## THE REQUEST:
Your task is to repeat the entries underneath exactly, minus the pictures.

[A run of records]
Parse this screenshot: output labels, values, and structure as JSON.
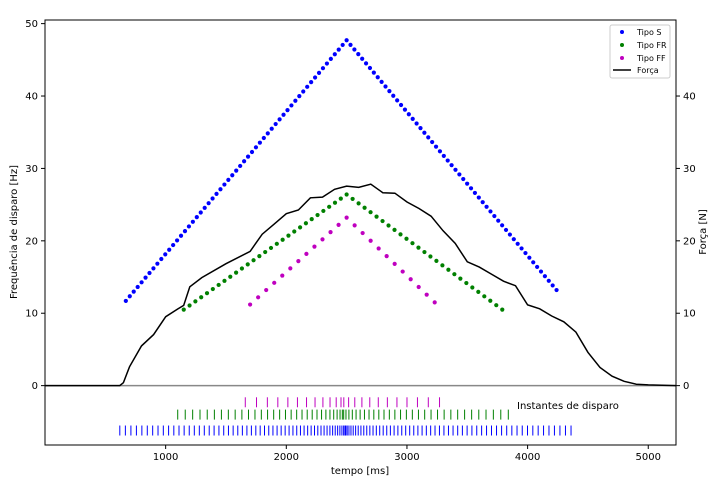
{
  "chart_data": {
    "type": "scatter",
    "xlabel": "tempo [ms]",
    "ylabel_left": "Frequência de disparo [Hz]",
    "ylabel_right": "Força [N]",
    "xlim": [
      0,
      5230
    ],
    "ylim_left": [
      -8.2,
      50.5
    ],
    "ylim_right": [
      -8.2,
      50.5
    ],
    "x_ticks": [
      1000,
      2000,
      3000,
      4000,
      5000
    ],
    "y_ticks_left": [
      0,
      10,
      20,
      30,
      40,
      50
    ],
    "y_ticks_right": [
      0,
      10,
      20,
      30,
      40
    ],
    "annotation": "Instantes de disparo",
    "legend": {
      "position": "top-right",
      "entries": [
        {
          "label": "Tipo S",
          "color": "#0000ff",
          "marker": "dot"
        },
        {
          "label": "Tipo FR",
          "color": "#008000",
          "marker": "dot"
        },
        {
          "label": "Tipo FF",
          "color": "#bf00bf",
          "marker": "dot"
        },
        {
          "label": "Força",
          "color": "#000000",
          "marker": "line"
        }
      ]
    },
    "series": [
      {
        "name": "Tipo S",
        "color": "#0000ff",
        "axis": "left",
        "start": 670,
        "peak": 2500,
        "end": 4240,
        "y_start": 11.7,
        "y_peak": 47.7,
        "y_end": 13.2,
        "n_rise": 56,
        "n_fall": 54
      },
      {
        "name": "Tipo FR",
        "color": "#008000",
        "axis": "left",
        "start": 1150,
        "peak": 2500,
        "end": 3790,
        "y_start": 10.5,
        "y_peak": 26.4,
        "y_end": 10.5,
        "n_rise": 28,
        "n_fall": 26
      },
      {
        "name": "Tipo FF",
        "color": "#bf00bf",
        "axis": "left",
        "start": 1700,
        "peak": 2500,
        "end": 3230,
        "y_start": 11.2,
        "y_peak": 23.2,
        "y_end": 11.5,
        "n_rise": 12,
        "n_fall": 11
      },
      {
        "name": "Força",
        "color": "#000000",
        "axis": "right",
        "points": [
          [
            0,
            0
          ],
          [
            620,
            0
          ],
          [
            650,
            0.4
          ],
          [
            700,
            2.6
          ],
          [
            800,
            5.2
          ],
          [
            900,
            7.4
          ],
          [
            1000,
            9.2
          ],
          [
            1100,
            10.8
          ],
          [
            1150,
            11.4
          ],
          [
            1200,
            13.6
          ],
          [
            1300,
            14.8
          ],
          [
            1500,
            16.5
          ],
          [
            1700,
            18.3
          ],
          [
            1800,
            21.0
          ],
          [
            1900,
            22.4
          ],
          [
            2000,
            23.5
          ],
          [
            2100,
            24.6
          ],
          [
            2200,
            25.6
          ],
          [
            2300,
            26.3
          ],
          [
            2400,
            27.0
          ],
          [
            2500,
            27.5
          ],
          [
            2600,
            27.6
          ],
          [
            2700,
            27.5
          ],
          [
            2800,
            27.0
          ],
          [
            2900,
            26.3
          ],
          [
            3000,
            25.5
          ],
          [
            3100,
            24.5
          ],
          [
            3200,
            23.2
          ],
          [
            3300,
            21.7
          ],
          [
            3400,
            19.3
          ],
          [
            3500,
            17.4
          ],
          [
            3600,
            16.2
          ],
          [
            3700,
            15.4
          ],
          [
            3800,
            14.6
          ],
          [
            3900,
            13.5
          ],
          [
            4000,
            11.5
          ],
          [
            4100,
            10.3
          ],
          [
            4200,
            9.8
          ],
          [
            4300,
            8.8
          ],
          [
            4400,
            7.4
          ],
          [
            4500,
            4.6
          ],
          [
            4600,
            2.5
          ],
          [
            4700,
            1.3
          ],
          [
            4800,
            0.6
          ],
          [
            4900,
            0.2
          ],
          [
            5000,
            0.1
          ],
          [
            5230,
            0.0
          ]
        ]
      }
    ],
    "spikes": [
      {
        "name": "Tipo FF",
        "color": "#bf00bf",
        "y_center": -2.3,
        "start": 1660,
        "end": 3270,
        "count": 24
      },
      {
        "name": "Tipo FR",
        "color": "#008000",
        "y_center": -4.0,
        "start": 1100,
        "end": 3840,
        "count": 60
      },
      {
        "name": "Tipo S",
        "color": "#0000ff",
        "y_center": -6.2,
        "start": 620,
        "end": 4360,
        "count": 110
      }
    ]
  }
}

## SOLUTION TO THIS TASK:
Parse this screenshot: output labels, values, and structure as JSON.
{
  "chart_data": {
    "type": "scatter",
    "xlabel": "tempo [ms]",
    "ylabel_left": "Frequência de disparo [Hz]",
    "ylabel_right": "Força [N]",
    "xlim": [
      0,
      5230
    ],
    "ylim_left": [
      -8.2,
      50.5
    ],
    "ylim_right": [
      -8.2,
      50.5
    ],
    "x_ticks": [
      1000,
      2000,
      3000,
      4000,
      5000
    ],
    "y_ticks_left": [
      0,
      10,
      20,
      30,
      40,
      50
    ],
    "y_ticks_right": [
      0,
      10,
      20,
      30,
      40
    ],
    "annotation": "Instantes de disparo",
    "legend": {
      "position": "top-right",
      "entries": [
        {
          "label": "Tipo S",
          "color": "#0000ff",
          "marker": "dot"
        },
        {
          "label": "Tipo FR",
          "color": "#008000",
          "marker": "dot"
        },
        {
          "label": "Tipo FF",
          "color": "#bf00bf",
          "marker": "dot"
        },
        {
          "label": "Força",
          "color": "#000000",
          "marker": "line"
        }
      ]
    },
    "series": [
      {
        "name": "Tipo S",
        "color": "#0000ff",
        "axis": "left",
        "start": 670,
        "peak": 2500,
        "end": 4240,
        "y_start": 11.7,
        "y_peak": 47.7,
        "y_end": 13.2,
        "n_rise": 56,
        "n_fall": 54
      },
      {
        "name": "Tipo FR",
        "color": "#008000",
        "axis": "left",
        "start": 1150,
        "peak": 2500,
        "end": 3790,
        "y_start": 10.5,
        "y_peak": 26.4,
        "y_end": 10.5,
        "n_rise": 28,
        "n_fall": 26
      },
      {
        "name": "Tipo FF",
        "color": "#bf00bf",
        "axis": "left",
        "start": 1700,
        "peak": 2500,
        "end": 3230,
        "y_start": 11.2,
        "y_peak": 23.2,
        "y_end": 11.5,
        "n_rise": 12,
        "n_fall": 11
      },
      {
        "name": "Força",
        "color": "#000000",
        "axis": "right",
        "points": [
          [
            0,
            0
          ],
          [
            620,
            0
          ],
          [
            650,
            0.4
          ],
          [
            700,
            2.6
          ],
          [
            800,
            5.2
          ],
          [
            900,
            7.4
          ],
          [
            1000,
            9.2
          ],
          [
            1100,
            10.8
          ],
          [
            1150,
            11.4
          ],
          [
            1200,
            13.6
          ],
          [
            1300,
            14.8
          ],
          [
            1500,
            16.5
          ],
          [
            1700,
            18.3
          ],
          [
            1800,
            21.0
          ],
          [
            1900,
            22.4
          ],
          [
            2000,
            23.5
          ],
          [
            2100,
            24.6
          ],
          [
            2200,
            25.6
          ],
          [
            2300,
            26.3
          ],
          [
            2400,
            27.0
          ],
          [
            2500,
            27.5
          ],
          [
            2600,
            27.6
          ],
          [
            2700,
            27.5
          ],
          [
            2800,
            27.0
          ],
          [
            2900,
            26.3
          ],
          [
            3000,
            25.5
          ],
          [
            3100,
            24.5
          ],
          [
            3200,
            23.2
          ],
          [
            3300,
            21.7
          ],
          [
            3400,
            19.3
          ],
          [
            3500,
            17.4
          ],
          [
            3600,
            16.2
          ],
          [
            3700,
            15.4
          ],
          [
            3800,
            14.6
          ],
          [
            3900,
            13.5
          ],
          [
            4000,
            11.5
          ],
          [
            4100,
            10.3
          ],
          [
            4200,
            9.8
          ],
          [
            4300,
            8.8
          ],
          [
            4400,
            7.4
          ],
          [
            4500,
            4.6
          ],
          [
            4600,
            2.5
          ],
          [
            4700,
            1.3
          ],
          [
            4800,
            0.6
          ],
          [
            4900,
            0.2
          ],
          [
            5000,
            0.1
          ],
          [
            5230,
            0.0
          ]
        ]
      }
    ],
    "spikes": [
      {
        "name": "Tipo FF",
        "color": "#bf00bf",
        "y_center": -2.3,
        "start": 1660,
        "end": 3270,
        "count": 24
      },
      {
        "name": "Tipo FR",
        "color": "#008000",
        "y_center": -4.0,
        "start": 1100,
        "end": 3840,
        "count": 60
      },
      {
        "name": "Tipo S",
        "color": "#0000ff",
        "y_center": -6.2,
        "start": 620,
        "end": 4360,
        "count": 110
      }
    ]
  }
}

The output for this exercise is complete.